- Exercise objective
Would you retype all of these records exactly?

[Start Data for the task]

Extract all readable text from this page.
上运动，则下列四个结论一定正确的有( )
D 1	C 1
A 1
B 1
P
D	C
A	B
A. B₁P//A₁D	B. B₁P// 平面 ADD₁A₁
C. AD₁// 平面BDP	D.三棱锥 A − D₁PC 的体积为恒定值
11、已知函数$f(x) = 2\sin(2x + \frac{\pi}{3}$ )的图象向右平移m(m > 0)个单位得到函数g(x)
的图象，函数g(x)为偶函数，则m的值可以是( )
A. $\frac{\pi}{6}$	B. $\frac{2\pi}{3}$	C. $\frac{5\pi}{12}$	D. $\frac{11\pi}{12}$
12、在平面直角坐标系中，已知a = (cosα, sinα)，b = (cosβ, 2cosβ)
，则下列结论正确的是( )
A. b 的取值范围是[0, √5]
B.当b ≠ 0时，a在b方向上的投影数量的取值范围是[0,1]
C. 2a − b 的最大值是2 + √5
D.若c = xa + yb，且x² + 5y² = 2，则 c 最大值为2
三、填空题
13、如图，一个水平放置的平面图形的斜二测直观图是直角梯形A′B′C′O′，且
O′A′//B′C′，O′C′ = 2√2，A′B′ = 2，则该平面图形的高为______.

[End Data for the task]

- Exercise output
Extract all readable text from this page.
上运动，则下列四个结论一定正确的有( )
D 1	C 1
A 1
B 1
P
D	C
A	B
A. B₁P//A₁D	B. B₁P// 平面 ADD₁A₁
C. AD₁// 平面BDP	D.三棱锥 A − D₁PC 的体积为恒定值
11、已知函数$f(x) = 2\sin(2x + \frac{\pi}{3}$ )的图象向右平移m(m > 0)个单位得到函数g(x)
的图象，函数g(x)为偶函数，则m的值可以是( )
A. $\frac{\pi}{6}$	B. $\frac{2\pi}{3}$	C. $\frac{5\pi}{12}$	D. $\frac{11\pi}{12}$
12、在平面直角坐标系中，已知a = (cosα, sinα)，b = (cosβ, 2cosβ)
，则下列结论正确的是( )
A. b 的取值范围是[0, √5]
B.当b ≠ 0时，a在b方向上的投影数量的取值范围是[0,1]
C. 2a − b 的最大值是2 + √5
D.若c = xa + yb，且x² + 5y² = 2，则 c 最大值为2
三、填空题
13、如图，一个水平放置的平面图形的斜二测直观图是直角梯形A′B′C′O′，且
O′A′//B′C′，O′C′ = 2√2，A′B′ = 2，则该平面图形的高为______.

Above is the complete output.